* Objective *
Read the material below and count the lines holding the string "JSON". Give that count with nothing added.

A run of records:
------------------------------------------------

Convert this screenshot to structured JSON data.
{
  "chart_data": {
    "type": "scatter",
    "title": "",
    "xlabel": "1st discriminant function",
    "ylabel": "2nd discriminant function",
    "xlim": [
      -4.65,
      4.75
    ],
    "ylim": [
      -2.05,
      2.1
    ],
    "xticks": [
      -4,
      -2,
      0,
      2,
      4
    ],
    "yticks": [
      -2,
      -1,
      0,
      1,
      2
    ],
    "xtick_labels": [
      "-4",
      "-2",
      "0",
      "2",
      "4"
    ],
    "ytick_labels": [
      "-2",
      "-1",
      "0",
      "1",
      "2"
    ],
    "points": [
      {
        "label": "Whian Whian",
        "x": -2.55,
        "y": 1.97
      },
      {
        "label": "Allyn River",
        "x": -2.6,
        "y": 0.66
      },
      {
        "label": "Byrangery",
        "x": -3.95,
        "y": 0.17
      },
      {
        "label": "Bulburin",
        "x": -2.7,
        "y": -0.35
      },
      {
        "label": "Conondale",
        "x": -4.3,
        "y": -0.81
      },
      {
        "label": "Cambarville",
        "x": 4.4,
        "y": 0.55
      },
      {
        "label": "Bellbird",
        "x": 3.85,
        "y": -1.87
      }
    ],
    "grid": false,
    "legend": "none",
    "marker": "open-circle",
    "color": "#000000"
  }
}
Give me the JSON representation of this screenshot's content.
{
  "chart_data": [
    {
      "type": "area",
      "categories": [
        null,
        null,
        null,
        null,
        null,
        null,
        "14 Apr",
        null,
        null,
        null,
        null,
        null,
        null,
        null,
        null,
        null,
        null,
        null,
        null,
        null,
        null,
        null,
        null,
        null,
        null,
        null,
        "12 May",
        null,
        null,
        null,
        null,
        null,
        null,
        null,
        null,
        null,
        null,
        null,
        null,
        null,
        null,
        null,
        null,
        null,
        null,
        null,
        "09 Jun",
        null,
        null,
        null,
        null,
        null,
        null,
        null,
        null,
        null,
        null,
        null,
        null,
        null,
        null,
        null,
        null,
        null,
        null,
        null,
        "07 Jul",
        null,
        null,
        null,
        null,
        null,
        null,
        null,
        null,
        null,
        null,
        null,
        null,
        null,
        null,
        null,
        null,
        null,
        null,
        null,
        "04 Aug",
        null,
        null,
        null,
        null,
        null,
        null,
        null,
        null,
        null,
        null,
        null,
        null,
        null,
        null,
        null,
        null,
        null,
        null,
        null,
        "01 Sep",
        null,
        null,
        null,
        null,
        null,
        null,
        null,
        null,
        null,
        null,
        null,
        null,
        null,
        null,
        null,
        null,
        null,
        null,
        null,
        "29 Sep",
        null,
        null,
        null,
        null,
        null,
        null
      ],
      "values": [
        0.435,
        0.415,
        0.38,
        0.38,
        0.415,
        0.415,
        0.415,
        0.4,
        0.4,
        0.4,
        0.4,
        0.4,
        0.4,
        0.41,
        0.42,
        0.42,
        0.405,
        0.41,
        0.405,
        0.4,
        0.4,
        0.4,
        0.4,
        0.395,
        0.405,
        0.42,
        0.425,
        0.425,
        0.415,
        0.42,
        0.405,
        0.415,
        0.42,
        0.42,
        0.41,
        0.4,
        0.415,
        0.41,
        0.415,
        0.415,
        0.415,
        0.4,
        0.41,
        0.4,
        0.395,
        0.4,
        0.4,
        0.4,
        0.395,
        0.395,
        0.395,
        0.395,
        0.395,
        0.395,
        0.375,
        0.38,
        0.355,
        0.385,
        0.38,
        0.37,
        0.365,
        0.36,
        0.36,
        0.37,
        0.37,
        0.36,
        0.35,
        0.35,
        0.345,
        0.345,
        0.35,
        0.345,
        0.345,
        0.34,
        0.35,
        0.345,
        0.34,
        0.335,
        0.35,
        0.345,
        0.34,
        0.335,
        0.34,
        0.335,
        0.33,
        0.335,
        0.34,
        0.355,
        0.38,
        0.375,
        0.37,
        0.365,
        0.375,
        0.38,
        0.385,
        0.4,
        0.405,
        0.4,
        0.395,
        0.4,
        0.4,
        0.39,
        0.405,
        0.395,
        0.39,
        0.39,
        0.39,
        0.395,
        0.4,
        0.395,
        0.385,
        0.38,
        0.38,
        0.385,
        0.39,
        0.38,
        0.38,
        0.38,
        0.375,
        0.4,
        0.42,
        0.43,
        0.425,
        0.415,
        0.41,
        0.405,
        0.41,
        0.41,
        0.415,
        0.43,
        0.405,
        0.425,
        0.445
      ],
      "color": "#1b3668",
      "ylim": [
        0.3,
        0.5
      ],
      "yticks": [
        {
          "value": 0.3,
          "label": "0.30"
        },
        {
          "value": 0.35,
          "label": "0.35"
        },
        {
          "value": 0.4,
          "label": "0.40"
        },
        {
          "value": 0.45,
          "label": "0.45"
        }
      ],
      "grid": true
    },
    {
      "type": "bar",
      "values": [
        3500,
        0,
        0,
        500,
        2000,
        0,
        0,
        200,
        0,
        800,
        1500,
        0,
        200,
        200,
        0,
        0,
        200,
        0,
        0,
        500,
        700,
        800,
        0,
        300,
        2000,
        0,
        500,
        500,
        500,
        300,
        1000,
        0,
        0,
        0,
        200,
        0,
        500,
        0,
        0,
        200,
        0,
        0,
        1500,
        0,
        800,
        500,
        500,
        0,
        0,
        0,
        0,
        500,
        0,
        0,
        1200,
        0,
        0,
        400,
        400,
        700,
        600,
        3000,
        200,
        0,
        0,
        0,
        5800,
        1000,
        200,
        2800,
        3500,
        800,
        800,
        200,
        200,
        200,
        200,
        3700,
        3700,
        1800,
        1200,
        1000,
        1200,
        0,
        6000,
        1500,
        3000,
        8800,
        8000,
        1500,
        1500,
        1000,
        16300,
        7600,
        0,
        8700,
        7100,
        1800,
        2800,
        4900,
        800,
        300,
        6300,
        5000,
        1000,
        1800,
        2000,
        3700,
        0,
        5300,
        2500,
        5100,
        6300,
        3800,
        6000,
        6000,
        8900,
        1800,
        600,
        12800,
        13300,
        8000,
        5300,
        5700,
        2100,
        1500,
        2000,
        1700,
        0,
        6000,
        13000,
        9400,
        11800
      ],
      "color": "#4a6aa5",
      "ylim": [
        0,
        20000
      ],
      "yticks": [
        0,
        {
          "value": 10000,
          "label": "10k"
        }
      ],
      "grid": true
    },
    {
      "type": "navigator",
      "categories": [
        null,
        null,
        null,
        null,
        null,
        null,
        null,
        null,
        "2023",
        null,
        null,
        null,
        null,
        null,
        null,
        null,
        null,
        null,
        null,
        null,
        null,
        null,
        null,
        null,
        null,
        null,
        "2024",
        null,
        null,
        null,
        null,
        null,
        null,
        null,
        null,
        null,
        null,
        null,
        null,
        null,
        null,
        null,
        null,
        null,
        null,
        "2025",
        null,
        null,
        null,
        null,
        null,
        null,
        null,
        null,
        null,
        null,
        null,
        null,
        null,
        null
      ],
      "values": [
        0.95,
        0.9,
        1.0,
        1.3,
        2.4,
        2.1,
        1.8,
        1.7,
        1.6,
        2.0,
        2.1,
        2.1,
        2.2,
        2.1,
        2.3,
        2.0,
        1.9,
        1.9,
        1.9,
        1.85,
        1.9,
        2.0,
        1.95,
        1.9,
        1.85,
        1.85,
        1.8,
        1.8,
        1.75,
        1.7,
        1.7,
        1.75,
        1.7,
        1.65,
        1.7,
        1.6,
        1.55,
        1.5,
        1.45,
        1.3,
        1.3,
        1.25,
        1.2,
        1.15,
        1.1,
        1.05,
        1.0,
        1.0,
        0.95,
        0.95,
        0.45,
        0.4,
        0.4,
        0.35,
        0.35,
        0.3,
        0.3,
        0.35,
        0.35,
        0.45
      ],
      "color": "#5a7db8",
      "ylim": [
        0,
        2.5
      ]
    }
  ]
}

------------------------------------------------

* Worked solution *
2